Which lines hold the word "입장으로"? Copy each of them.

Extracted records:
- - - - - - -
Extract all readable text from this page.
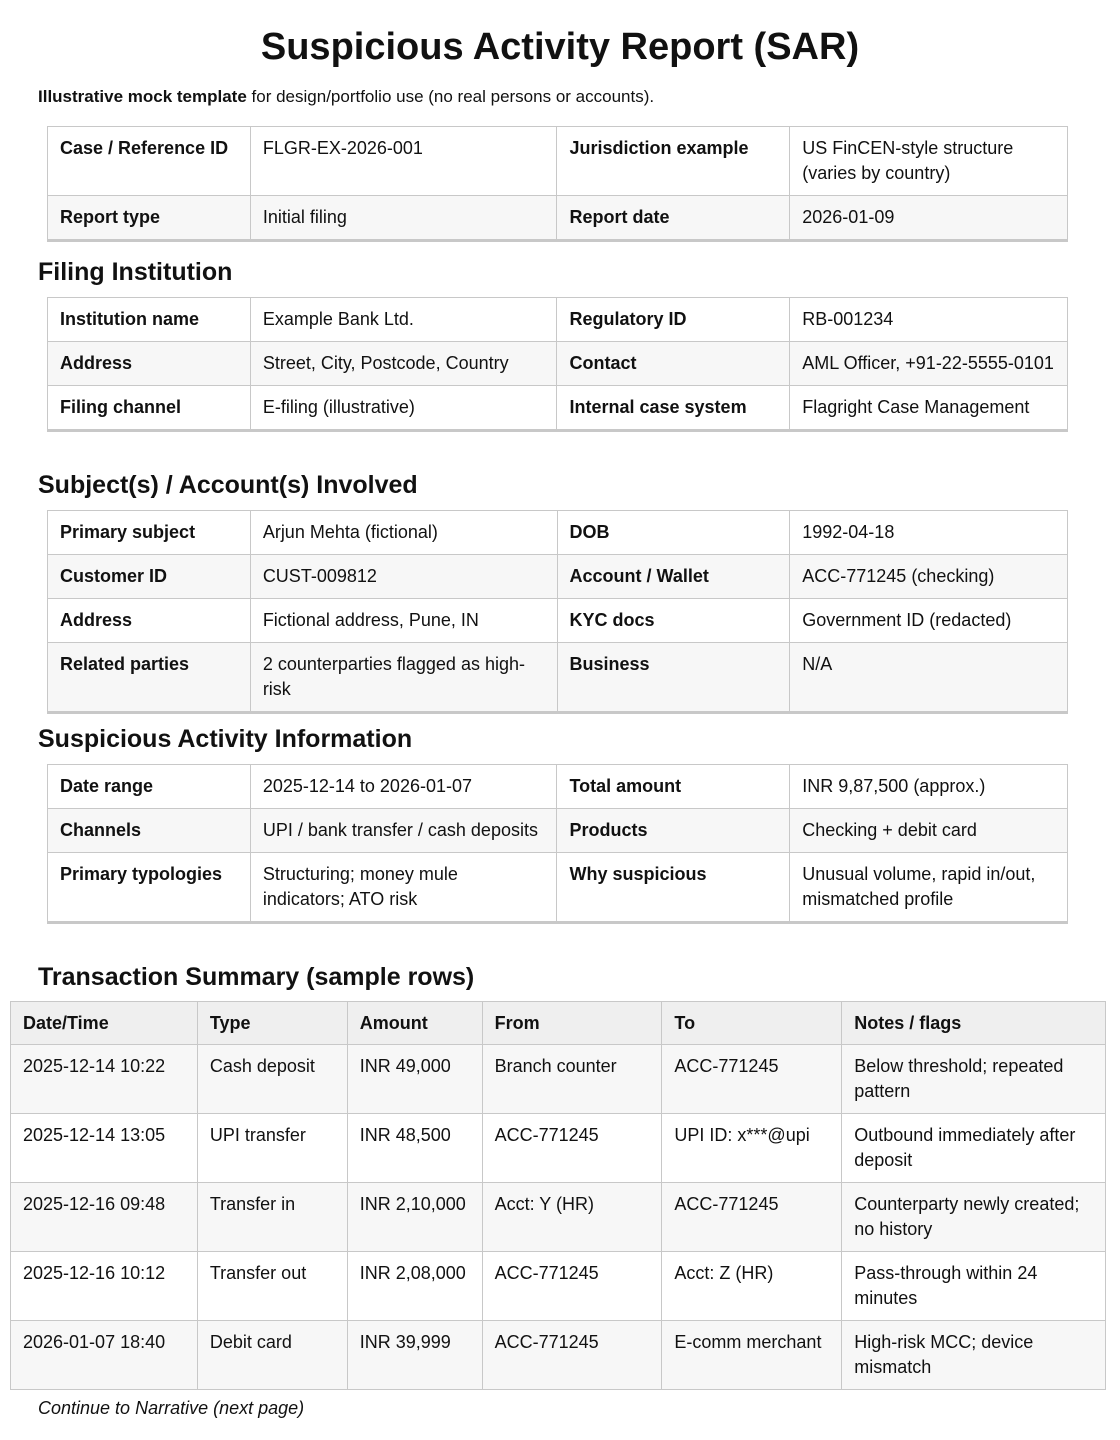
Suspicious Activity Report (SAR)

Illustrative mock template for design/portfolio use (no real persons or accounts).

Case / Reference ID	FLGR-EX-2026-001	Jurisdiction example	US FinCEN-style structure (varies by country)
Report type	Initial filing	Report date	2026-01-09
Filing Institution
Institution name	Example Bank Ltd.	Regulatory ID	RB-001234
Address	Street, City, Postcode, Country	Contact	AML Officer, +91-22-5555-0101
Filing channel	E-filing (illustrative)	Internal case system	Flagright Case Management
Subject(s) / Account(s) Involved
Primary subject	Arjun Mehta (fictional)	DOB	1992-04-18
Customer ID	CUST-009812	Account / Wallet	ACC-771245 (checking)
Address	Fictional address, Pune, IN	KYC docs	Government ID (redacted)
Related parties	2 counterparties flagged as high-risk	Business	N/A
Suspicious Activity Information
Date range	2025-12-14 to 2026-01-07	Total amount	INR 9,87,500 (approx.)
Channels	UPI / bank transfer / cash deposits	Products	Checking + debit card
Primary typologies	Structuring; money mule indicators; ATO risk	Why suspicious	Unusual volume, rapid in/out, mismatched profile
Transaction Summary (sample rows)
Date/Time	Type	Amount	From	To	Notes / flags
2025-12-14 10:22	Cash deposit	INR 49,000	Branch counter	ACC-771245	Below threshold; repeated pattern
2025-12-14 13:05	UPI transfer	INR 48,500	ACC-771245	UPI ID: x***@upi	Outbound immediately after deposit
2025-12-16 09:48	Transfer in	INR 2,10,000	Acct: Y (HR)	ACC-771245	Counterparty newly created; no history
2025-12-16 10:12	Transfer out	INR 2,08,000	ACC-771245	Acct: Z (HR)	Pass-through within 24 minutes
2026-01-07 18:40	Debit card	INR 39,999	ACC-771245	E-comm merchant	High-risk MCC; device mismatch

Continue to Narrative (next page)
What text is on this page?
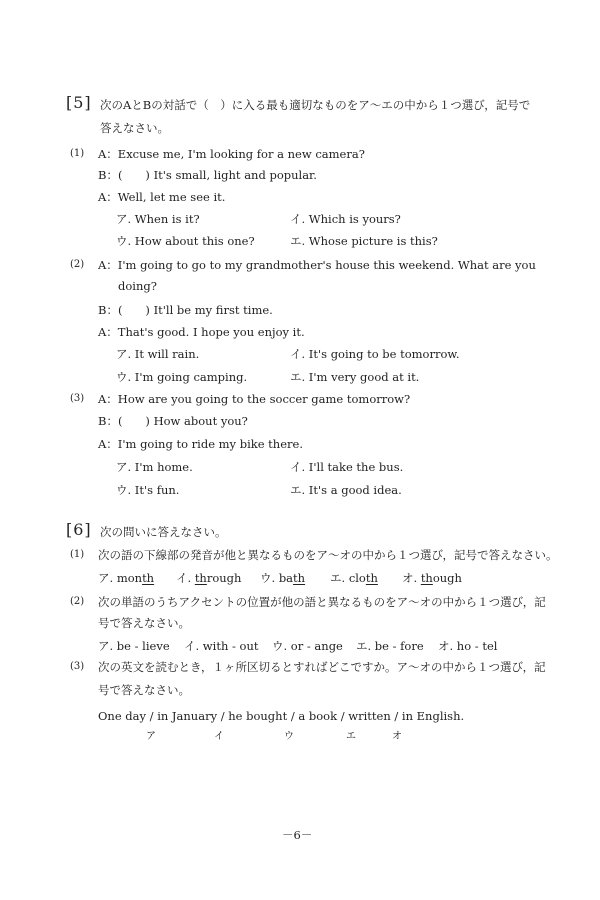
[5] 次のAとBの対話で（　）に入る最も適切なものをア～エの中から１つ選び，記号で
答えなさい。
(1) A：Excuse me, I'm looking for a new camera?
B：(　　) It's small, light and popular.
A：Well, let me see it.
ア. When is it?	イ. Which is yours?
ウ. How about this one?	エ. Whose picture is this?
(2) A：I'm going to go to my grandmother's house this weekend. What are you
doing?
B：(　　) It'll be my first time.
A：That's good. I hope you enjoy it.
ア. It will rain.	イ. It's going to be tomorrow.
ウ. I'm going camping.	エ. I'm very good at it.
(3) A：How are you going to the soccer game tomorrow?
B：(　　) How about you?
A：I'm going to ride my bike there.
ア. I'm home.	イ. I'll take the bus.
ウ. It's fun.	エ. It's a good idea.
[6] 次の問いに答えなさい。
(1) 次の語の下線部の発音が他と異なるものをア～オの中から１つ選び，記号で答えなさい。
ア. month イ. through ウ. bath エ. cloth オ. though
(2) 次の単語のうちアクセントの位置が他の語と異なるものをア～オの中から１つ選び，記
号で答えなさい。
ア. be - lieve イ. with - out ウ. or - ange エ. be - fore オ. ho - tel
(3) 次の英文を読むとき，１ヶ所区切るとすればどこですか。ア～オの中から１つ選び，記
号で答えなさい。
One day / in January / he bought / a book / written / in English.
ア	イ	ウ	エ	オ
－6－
- - - - - - -
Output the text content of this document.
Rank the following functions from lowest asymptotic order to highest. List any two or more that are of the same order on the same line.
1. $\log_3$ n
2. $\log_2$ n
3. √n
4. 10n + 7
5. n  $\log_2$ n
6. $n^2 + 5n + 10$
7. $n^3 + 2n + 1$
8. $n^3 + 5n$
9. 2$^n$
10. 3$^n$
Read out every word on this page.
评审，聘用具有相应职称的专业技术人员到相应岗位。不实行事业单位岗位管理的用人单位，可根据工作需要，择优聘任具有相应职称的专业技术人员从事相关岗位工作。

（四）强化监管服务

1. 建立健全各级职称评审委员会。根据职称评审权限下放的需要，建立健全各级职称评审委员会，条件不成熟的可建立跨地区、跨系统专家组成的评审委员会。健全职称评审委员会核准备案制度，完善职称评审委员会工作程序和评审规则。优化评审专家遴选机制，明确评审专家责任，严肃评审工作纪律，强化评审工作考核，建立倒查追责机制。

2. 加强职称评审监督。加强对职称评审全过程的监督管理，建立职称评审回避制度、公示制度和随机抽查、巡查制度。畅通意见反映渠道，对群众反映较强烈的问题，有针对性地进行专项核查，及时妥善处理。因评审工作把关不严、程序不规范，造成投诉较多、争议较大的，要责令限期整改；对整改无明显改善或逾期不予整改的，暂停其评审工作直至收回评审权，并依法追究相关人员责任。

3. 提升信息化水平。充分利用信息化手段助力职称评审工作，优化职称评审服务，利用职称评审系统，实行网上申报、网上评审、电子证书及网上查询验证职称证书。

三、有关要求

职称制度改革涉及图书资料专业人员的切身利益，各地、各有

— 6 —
- - - - - - -
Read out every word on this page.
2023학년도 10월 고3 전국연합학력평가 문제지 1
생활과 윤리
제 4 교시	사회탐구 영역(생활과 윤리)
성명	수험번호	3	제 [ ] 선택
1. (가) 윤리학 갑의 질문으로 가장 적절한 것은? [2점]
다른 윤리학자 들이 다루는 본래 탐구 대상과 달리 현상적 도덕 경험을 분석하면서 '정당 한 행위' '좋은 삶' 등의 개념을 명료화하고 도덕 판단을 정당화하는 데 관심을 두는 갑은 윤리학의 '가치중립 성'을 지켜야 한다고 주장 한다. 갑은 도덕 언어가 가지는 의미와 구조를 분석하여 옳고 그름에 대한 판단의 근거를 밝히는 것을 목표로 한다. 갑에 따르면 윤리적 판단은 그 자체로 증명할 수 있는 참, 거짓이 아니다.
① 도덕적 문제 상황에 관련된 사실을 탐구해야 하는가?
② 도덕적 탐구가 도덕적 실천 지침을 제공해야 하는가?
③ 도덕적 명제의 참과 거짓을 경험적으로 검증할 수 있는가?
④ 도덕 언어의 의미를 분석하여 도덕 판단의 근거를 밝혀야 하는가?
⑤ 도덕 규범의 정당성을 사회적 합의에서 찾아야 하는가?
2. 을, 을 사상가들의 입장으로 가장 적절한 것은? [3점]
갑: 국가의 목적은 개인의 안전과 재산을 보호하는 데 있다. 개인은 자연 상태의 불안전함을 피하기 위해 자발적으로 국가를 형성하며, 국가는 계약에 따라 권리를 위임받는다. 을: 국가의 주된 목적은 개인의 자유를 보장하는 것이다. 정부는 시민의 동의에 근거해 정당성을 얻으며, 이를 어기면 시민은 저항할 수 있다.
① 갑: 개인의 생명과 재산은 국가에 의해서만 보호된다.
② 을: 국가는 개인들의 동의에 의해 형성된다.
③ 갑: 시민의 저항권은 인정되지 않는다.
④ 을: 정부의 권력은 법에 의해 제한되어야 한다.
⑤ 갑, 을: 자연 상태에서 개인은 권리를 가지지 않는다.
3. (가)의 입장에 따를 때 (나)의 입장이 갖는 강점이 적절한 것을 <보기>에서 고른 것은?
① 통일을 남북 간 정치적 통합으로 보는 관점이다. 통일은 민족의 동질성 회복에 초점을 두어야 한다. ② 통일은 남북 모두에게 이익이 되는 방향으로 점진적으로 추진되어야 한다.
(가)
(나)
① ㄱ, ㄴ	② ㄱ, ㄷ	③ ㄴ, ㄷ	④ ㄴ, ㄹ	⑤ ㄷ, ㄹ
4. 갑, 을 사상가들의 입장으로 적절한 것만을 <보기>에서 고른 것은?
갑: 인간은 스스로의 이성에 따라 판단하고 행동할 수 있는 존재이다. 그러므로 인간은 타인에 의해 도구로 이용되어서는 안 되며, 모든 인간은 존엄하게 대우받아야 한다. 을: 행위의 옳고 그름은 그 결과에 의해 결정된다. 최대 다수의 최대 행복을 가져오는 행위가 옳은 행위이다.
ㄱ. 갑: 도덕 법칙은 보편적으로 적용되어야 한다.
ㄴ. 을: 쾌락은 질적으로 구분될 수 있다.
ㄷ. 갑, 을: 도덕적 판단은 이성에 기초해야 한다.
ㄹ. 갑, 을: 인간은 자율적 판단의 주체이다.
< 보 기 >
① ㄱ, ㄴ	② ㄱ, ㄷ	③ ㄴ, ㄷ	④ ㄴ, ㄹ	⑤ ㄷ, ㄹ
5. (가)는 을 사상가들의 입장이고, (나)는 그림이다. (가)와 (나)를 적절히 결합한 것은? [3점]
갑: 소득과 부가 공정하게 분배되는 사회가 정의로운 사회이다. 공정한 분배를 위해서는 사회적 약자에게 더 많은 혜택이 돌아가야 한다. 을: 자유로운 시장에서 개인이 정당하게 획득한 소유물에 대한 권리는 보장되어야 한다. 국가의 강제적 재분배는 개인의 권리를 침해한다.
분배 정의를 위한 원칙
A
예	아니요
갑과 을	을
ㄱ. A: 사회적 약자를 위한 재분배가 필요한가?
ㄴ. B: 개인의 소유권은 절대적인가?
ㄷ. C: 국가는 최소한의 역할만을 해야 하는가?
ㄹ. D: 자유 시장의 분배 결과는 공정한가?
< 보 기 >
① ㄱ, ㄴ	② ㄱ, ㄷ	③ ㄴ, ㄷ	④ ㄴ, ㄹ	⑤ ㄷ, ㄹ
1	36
- - - - - - -
Correct result ->
2. 을, 을 사상가들의 입장으로 가장 적절한 것은? [3점]
4. 갑, 을 사상가들의 입장으로 적절한 것만을 <보기>에서 고른 것은?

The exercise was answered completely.